Required work: In the data, extract each line that holds the string "content".

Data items
* start *
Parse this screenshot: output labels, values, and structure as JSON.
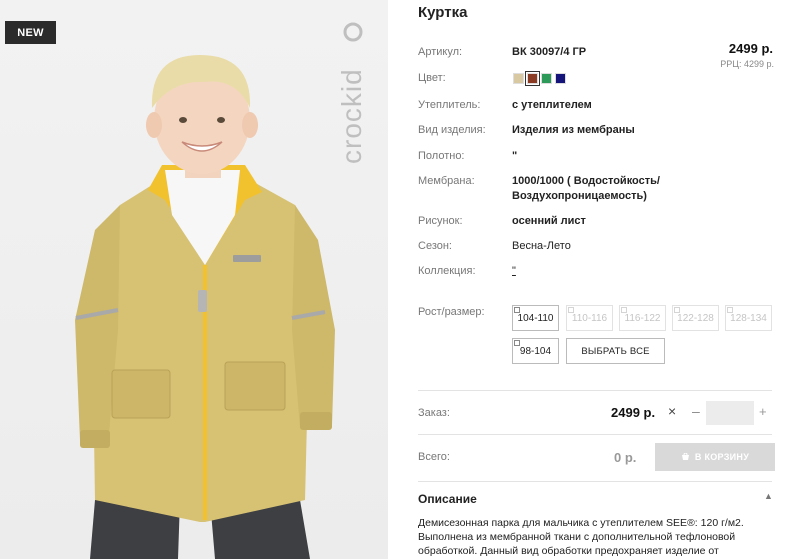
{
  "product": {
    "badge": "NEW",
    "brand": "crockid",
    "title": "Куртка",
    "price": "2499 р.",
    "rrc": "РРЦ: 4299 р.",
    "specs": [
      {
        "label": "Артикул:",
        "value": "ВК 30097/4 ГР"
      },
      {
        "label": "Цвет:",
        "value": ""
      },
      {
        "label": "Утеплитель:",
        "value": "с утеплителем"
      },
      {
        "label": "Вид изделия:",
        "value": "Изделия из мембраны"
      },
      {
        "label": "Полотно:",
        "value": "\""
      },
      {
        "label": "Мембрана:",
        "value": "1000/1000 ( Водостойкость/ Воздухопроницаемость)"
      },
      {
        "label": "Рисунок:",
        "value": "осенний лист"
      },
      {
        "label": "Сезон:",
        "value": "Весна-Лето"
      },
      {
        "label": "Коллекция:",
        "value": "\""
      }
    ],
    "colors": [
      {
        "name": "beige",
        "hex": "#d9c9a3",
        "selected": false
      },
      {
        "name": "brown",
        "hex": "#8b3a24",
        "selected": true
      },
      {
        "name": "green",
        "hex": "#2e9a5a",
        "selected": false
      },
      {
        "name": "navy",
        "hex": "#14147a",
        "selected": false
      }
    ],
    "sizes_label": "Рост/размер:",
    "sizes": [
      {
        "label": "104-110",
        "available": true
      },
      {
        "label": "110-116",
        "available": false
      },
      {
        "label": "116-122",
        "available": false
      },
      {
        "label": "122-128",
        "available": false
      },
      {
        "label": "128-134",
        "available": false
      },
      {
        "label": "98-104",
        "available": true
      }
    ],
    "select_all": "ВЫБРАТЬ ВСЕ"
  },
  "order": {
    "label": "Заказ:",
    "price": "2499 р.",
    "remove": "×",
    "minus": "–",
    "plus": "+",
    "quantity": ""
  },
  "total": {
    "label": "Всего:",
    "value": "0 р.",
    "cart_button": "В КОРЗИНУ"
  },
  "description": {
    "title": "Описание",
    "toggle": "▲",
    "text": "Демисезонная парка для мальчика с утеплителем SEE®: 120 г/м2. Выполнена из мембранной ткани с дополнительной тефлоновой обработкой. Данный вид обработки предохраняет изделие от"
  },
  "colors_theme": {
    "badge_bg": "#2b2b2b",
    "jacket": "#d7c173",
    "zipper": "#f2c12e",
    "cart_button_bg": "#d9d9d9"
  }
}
* end *
* start *
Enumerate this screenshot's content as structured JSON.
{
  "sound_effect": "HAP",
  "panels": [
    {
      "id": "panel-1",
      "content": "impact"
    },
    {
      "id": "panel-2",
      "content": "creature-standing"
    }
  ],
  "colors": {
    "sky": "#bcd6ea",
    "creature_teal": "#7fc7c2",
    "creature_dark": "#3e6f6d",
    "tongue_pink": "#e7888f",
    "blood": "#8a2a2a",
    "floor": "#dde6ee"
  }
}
* end *
Response to the task:
Enumerate this screenshot's content as structured JSON.
      "content": "impact"
      "content": "creature-standing"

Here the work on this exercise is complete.